Stored data entries
===

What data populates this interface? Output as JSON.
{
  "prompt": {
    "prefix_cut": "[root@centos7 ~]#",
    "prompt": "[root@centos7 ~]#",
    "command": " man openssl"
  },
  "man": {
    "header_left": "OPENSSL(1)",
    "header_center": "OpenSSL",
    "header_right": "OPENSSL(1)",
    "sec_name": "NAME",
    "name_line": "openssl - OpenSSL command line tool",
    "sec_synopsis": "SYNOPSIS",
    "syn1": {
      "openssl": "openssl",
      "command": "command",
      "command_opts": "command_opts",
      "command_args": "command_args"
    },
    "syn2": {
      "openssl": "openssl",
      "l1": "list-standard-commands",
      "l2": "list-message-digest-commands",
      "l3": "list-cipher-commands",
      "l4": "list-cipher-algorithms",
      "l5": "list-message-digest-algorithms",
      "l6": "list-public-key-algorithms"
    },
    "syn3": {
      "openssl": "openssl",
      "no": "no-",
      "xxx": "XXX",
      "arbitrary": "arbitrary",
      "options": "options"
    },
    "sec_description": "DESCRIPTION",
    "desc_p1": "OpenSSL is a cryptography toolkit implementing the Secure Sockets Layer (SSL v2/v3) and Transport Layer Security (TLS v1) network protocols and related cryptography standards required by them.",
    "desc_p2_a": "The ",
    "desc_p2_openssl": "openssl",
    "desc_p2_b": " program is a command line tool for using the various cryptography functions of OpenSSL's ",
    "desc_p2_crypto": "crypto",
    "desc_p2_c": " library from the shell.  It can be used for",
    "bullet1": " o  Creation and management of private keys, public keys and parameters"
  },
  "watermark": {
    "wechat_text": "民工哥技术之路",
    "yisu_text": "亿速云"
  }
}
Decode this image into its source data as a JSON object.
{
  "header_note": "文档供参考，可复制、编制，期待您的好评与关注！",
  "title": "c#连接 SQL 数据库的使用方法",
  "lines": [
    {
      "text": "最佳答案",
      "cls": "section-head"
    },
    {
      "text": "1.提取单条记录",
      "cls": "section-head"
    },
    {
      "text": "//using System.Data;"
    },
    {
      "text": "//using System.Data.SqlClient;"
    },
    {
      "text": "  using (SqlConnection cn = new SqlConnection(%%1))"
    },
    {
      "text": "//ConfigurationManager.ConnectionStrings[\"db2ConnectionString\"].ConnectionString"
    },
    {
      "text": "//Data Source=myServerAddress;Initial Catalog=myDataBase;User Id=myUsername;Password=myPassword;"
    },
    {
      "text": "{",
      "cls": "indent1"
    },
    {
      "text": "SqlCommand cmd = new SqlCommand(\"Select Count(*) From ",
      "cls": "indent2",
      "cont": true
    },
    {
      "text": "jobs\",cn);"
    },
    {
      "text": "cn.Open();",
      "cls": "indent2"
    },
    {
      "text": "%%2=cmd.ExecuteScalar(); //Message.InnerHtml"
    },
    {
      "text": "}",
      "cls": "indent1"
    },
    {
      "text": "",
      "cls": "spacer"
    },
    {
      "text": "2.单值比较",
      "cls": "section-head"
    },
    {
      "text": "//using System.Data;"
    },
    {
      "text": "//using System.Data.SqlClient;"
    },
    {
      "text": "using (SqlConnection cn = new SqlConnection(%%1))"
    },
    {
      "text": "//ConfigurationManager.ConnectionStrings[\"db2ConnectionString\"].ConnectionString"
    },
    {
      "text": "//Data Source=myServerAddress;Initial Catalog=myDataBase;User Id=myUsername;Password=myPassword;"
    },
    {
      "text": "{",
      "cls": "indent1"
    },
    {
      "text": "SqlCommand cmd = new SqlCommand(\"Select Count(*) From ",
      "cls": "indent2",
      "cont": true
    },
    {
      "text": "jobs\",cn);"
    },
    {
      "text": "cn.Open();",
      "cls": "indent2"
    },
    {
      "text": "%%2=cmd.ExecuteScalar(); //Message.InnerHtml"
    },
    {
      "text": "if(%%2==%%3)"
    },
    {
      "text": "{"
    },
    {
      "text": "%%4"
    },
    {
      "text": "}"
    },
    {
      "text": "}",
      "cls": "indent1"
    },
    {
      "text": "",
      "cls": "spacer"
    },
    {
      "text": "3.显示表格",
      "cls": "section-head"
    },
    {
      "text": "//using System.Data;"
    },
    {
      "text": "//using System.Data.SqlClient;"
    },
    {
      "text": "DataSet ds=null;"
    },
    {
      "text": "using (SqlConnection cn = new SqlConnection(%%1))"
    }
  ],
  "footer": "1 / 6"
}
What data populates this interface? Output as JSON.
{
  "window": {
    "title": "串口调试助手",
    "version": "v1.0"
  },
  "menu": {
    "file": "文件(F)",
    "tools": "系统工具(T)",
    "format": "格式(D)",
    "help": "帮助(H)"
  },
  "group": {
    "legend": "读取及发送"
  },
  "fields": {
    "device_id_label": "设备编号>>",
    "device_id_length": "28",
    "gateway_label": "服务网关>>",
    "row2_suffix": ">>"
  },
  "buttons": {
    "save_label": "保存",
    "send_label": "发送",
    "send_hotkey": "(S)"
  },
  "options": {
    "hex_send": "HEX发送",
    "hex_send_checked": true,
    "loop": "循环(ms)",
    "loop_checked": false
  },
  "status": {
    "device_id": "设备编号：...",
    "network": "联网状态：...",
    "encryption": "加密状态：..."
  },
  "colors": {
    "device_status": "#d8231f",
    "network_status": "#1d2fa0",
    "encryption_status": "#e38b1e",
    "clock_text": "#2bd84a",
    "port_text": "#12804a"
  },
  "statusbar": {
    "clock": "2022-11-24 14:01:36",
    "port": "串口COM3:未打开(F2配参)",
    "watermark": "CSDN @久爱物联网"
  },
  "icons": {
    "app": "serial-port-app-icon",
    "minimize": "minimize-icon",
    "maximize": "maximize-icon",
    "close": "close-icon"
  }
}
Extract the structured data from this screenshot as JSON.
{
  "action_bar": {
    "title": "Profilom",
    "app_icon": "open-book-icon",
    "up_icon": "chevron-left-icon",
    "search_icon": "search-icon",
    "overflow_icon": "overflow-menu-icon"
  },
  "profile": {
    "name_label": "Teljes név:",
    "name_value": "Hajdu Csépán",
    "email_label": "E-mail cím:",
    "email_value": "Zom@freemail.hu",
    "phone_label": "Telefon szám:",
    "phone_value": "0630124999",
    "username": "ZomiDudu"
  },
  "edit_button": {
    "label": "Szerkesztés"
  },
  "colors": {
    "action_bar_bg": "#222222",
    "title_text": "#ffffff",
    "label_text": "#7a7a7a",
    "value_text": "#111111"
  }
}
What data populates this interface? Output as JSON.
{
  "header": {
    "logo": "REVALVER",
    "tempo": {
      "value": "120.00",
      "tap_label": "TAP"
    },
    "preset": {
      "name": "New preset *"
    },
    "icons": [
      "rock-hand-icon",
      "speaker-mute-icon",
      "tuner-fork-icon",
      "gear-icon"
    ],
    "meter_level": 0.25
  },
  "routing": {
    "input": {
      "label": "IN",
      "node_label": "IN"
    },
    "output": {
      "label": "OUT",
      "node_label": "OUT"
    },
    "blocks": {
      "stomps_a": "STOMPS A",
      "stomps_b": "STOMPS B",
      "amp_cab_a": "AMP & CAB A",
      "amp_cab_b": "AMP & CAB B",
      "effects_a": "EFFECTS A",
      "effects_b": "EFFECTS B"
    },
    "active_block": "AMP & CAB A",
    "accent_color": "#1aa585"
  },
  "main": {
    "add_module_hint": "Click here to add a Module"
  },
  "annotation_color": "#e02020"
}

===

WORK REQUIRED
From the preceding material, extract every line exactly.

COMPLETED TASK
What data populates this interface? Output as JSON.
{
  "prompt": {
    "prefix_cut": "[root@centos7 ~]#",
    "prompt": "[root@centos7 ~]#",
    "command": " man openssl"
  },
  "man": {
    "header_left": "OPENSSL(1)",
    "header_center": "OpenSSL",
    "header_right": "OPENSSL(1)",
    "sec_name": "NAME",
    "name_line": "openssl - OpenSSL command line tool",
    "sec_synopsis": "SYNOPSIS",
    "syn1": {
      "openssl": "openssl",
      "command": "command",
      "command_opts": "command_opts",
      "command_args": "command_args"
    },
    "syn2": {
      "openssl": "openssl",
      "l1": "list-standard-commands",
      "l2": "list-message-digest-commands",
      "l3": "list-cipher-commands",
      "l4": "list-cipher-algorithms",
      "l5": "list-message-digest-algorithms",
      "l6": "list-public-key-algorithms"
    },
    "syn3": {
      "openssl": "openssl",
      "no": "no-",
      "xxx": "XXX",
      "arbitrary": "arbitrary",
      "options": "options"
    },
    "sec_description": "DESCRIPTION",
    "desc_p1": "OpenSSL is a cryptography toolkit implementing the Secure Sockets Layer (SSL v2/v3) and Transport Layer Security (TLS v1) network protocols and related cryptography standards required by them.",
    "desc_p2_a": "The ",
    "desc_p2_openssl": "openssl",
    "desc_p2_b": " program is a command line tool for using the various cryptography functions of OpenSSL's ",
    "desc_p2_crypto": "crypto",
    "desc_p2_c": " library from the shell.  It can be used for",
    "bullet1": " o  Creation and management of private keys, public keys and parameters"
  },
  "watermark": {
    "wechat_text": "民工哥技术之路",
    "yisu_text": "亿速云"
  }
}
Decode this image into its source data as a JSON object.
{
  "header_note": "文档供参考，可复制、编制，期待您的好评与关注！",
  "title": "c#连接 SQL 数据库的使用方法",
  "lines": [
    {
      "text": "最佳答案",
      "cls": "section-head"
    },
    {
      "text": "1.提取单条记录",
      "cls": "section-head"
    },
    {
      "text": "//using System.Data;"
    },
    {
      "text": "//using System.Data.SqlClient;"
    },
    {
      "text": "  using (SqlConnection cn = new SqlConnection(%%1))"
    },
    {
      "text": "//ConfigurationManager.ConnectionStrings[\"db2ConnectionString\"].ConnectionString"
    },
    {
      "text": "//Data Source=myServerAddress;Initial Catalog=myDataBase;User Id=myUsername;Password=myPassword;"
    },
    {
      "text": "{",
      "cls": "indent1"
    },
    {
      "text": "SqlCommand cmd = new SqlCommand(\"Select Count(*) From ",
      "cls": "indent2",
      "cont": true
    },
    {
      "text": "jobs\",cn);"
    },
    {
      "text": "cn.Open();",
      "cls": "indent2"
    },
    {
      "text": "%%2=cmd.ExecuteScalar(); //Message.InnerHtml"
    },
    {
      "text": "}",
      "cls": "indent1"
    },
    {
      "text": "",
      "cls": "spacer"
    },
    {
      "text": "2.单值比较",
      "cls": "section-head"
    },
    {
      "text": "//using System.Data;"
    },
    {
      "text": "//using System.Data.SqlClient;"
    },
    {
      "text": "using (SqlConnection cn = new SqlConnection(%%1))"
    },
    {
      "text": "//ConfigurationManager.ConnectionStrings[\"db2ConnectionString\"].ConnectionString"
    },
    {
      "text": "//Data Source=myServerAddress;Initial Catalog=myDataBase;User Id=myUsername;Password=myPassword;"
    },
    {
      "text": "{",
      "cls": "indent1"
    },
    {
      "text": "SqlCommand cmd = new SqlCommand(\"Select Count(*) From ",
      "cls": "indent2",
      "cont": true
    },
    {
      "text": "jobs\",cn);"
    },
    {
      "text": "cn.Open();",
      "cls": "indent2"
    },
    {
      "text": "%%2=cmd.ExecuteScalar(); //Message.InnerHtml"
    },
    {
      "text": "if(%%2==%%3)"
    },
    {
      "text": "{"
    },
    {
      "text": "%%4"
    },
    {
      "text": "}"
    },
    {
      "text": "}",
      "cls": "indent1"
    },
    {
      "text": "",
      "cls": "spacer"
    },
    {
      "text": "3.显示表格",
      "cls": "section-head"
    },
    {
      "text": "//using System.Data;"
    },
    {
      "text": "//using System.Data.SqlClient;"
    },
    {
      "text": "DataSet ds=null;"
    },
    {
      "text": "using (SqlConnection cn = new SqlConnection(%%1))"
    }
  ],
  "footer": "1 / 6"
}
What data populates this interface? Output as JSON.
{
  "window": {
    "title": "串口调试助手",
    "version": "v1.0"
  },
  "menu": {
    "file": "文件(F)",
    "tools": "系统工具(T)",
    "format": "格式(D)",
    "help": "帮助(H)"
  },
  "group": {
    "legend": "读取及发送"
  },
  "fields": {
    "device_id_label": "设备编号>>",
    "device_id_length": "28",
    "gateway_label": "服务网关>>",
    "row2_suffix": ">>"
  },
  "buttons": {
    "save_label": "保存",
    "send_label": "发送",
    "send_hotkey": "(S)"
  },
  "options": {
    "hex_send": "HEX发送",
    "hex_send_checked": true,
    "loop": "循环(ms)",
    "loop_checked": false
  },
  "status": {
    "device_id": "设备编号：...",
    "network": "联网状态：...",
    "encryption": "加密状态：..."
  },
  "colors": {
    "device_status": "#d8231f",
    "network_status": "#1d2fa0",
    "encryption_status": "#e38b1e",
    "clock_text": "#2bd84a",
    "port_text": "#12804a"
  },
  "statusbar": {
    "clock": "2022-11-24 14:01:36",
    "port": "串口COM3:未打开(F2配参)",
    "watermark": "CSDN @久爱物联网"
  },
  "icons": {
    "app": "serial-port-app-icon",
    "minimize": "minimize-icon",
    "maximize": "maximize-icon",
    "close": "close-icon"
  }
}
Extract the structured data from this screenshot as JSON.
{
  "action_bar": {
    "title": "Profilom",
    "app_icon": "open-book-icon",
    "up_icon": "chevron-left-icon",
    "search_icon": "search-icon",
    "overflow_icon": "overflow-menu-icon"
  },
  "profile": {
    "name_label": "Teljes név:",
    "name_value": "Hajdu Csépán",
    "email_label": "E-mail cím:",
    "email_value": "Zom@freemail.hu",
    "phone_label": "Telefon szám:",
    "phone_value": "0630124999",
    "username": "ZomiDudu"
  },
  "edit_button": {
    "label": "Szerkesztés"
  },
  "colors": {
    "action_bar_bg": "#222222",
    "title_text": "#ffffff",
    "label_text": "#7a7a7a",
    "value_text": "#111111"
  }
}
What data populates this interface? Output as JSON.
{
  "header": {
    "logo": "REVALVER",
    "tempo": {
      "value": "120.00",
      "tap_label": "TAP"
    },
    "preset": {
      "name": "New preset *"
    },
    "icons": [
      "rock-hand-icon",
      "speaker-mute-icon",
      "tuner-fork-icon",
      "gear-icon"
    ],
    "meter_level": 0.25
  },
  "routing": {
    "input": {
      "label": "IN",
      "node_label": "IN"
    },
    "output": {
      "label": "OUT",
      "node_label": "OUT"
    },
    "blocks": {
      "stomps_a": "STOMPS A",
      "stomps_b": "STOMPS B",
      "amp_cab_a": "AMP & CAB A",
      "amp_cab_b": "AMP & CAB B",
      "effects_a": "EFFECTS A",
      "effects_b": "EFFECTS B"
    },
    "active_block": "AMP & CAB A",
    "accent_color": "#1aa585"
  },
  "main": {
    "add_module_hint": "Click here to add a Module"
  },
  "annotation_color": "#e02020"
}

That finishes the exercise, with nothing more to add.